Start
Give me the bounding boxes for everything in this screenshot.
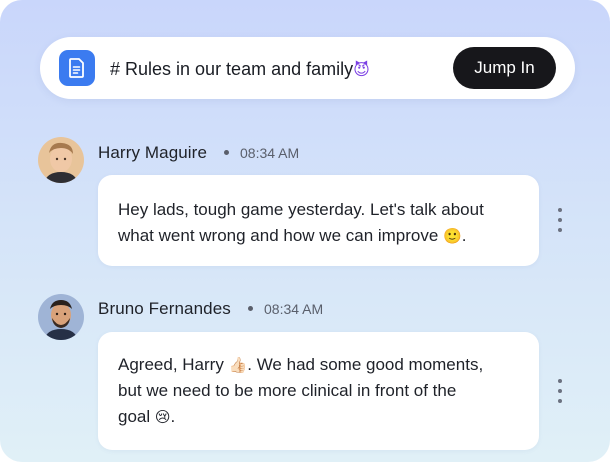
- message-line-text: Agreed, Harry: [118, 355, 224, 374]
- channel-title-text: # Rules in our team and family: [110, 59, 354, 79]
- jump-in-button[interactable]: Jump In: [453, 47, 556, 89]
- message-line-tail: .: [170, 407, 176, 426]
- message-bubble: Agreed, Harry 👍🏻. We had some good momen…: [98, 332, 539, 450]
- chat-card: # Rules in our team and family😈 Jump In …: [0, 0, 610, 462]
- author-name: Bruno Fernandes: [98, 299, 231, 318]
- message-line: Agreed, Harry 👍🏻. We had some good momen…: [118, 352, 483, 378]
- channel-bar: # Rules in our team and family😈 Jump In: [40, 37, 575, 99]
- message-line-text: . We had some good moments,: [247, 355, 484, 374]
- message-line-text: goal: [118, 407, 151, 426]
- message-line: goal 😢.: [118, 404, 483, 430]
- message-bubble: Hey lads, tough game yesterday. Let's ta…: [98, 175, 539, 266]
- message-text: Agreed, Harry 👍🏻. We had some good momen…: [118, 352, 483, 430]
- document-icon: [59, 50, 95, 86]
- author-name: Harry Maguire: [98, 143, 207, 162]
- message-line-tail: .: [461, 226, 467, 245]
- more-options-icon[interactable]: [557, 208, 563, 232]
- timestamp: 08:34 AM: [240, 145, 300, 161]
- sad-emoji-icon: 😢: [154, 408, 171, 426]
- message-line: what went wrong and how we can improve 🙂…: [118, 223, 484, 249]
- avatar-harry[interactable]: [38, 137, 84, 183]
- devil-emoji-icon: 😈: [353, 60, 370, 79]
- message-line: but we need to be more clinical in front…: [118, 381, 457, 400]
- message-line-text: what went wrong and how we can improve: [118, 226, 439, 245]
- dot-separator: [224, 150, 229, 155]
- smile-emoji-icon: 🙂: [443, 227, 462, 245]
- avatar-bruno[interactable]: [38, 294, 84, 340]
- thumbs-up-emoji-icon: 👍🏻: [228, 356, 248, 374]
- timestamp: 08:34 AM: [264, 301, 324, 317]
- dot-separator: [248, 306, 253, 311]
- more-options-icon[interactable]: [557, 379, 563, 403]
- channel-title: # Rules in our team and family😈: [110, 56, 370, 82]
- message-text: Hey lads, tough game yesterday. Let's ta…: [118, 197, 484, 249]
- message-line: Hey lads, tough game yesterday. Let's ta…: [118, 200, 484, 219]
End
**CHALLENGE**
Rewrite all the rows above with every "timestamp" changed to "time-label" and nothing else altered. Leave the pictures out.

**RESULT OF THIS EXERCISE**
Give me the bounding boxes for everything in this screenshot.
- message-line-text: Agreed, Harry: [118, 355, 224, 374]
- channel-title-text: # Rules in our team and family: [110, 59, 354, 79]
- jump-in-button[interactable]: Jump In: [453, 47, 556, 89]
- message-line-tail: .: [170, 407, 176, 426]
- message-bubble: Agreed, Harry 👍🏻. We had some good momen…: [98, 332, 539, 450]
- chat-card: # Rules in our team and family😈 Jump In …: [0, 0, 610, 462]
- author-name: Bruno Fernandes: [98, 299, 231, 318]
- message-line: Agreed, Harry 👍🏻. We had some good momen…: [118, 352, 483, 378]
- channel-bar: # Rules in our team and family😈 Jump In: [40, 37, 575, 99]
- message-line-text: . We had some good moments,: [247, 355, 484, 374]
- message-line-text: goal: [118, 407, 151, 426]
- message-line: goal 😢.: [118, 404, 483, 430]
- message-bubble: Hey lads, tough game yesterday. Let's ta…: [98, 175, 539, 266]
- message-text: Agreed, Harry 👍🏻. We had some good momen…: [118, 352, 483, 430]
- document-icon: [59, 50, 95, 86]
- author-name: Harry Maguire: [98, 143, 207, 162]
- message-line-tail: .: [461, 226, 467, 245]
- more-options-icon[interactable]: [557, 208, 563, 232]
- time-label: 08:34 AM: [240, 145, 300, 161]
- sad-emoji-icon: 😢: [154, 408, 171, 426]
- message-line: what went wrong and how we can improve 🙂…: [118, 223, 484, 249]
- avatar-harry[interactable]: [38, 137, 84, 183]
- devil-emoji-icon: 😈: [353, 60, 370, 79]
- message-line: but we need to be more clinical in front…: [118, 381, 457, 400]
- message-line-text: what went wrong and how we can improve: [118, 226, 439, 245]
- dot-separator: [224, 150, 229, 155]
- smile-emoji-icon: 🙂: [443, 227, 462, 245]
- avatar-bruno[interactable]: [38, 294, 84, 340]
- thumbs-up-emoji-icon: 👍🏻: [228, 356, 248, 374]
- time-label: 08:34 AM: [264, 301, 324, 317]
- dot-separator: [248, 306, 253, 311]
- more-options-icon[interactable]: [557, 379, 563, 403]
- channel-title: # Rules in our team and family😈: [110, 56, 370, 82]
- message-text: Hey lads, tough game yesterday. Let's ta…: [118, 197, 484, 249]
- message-line: Hey lads, tough game yesterday. Let's ta…: [118, 200, 484, 219]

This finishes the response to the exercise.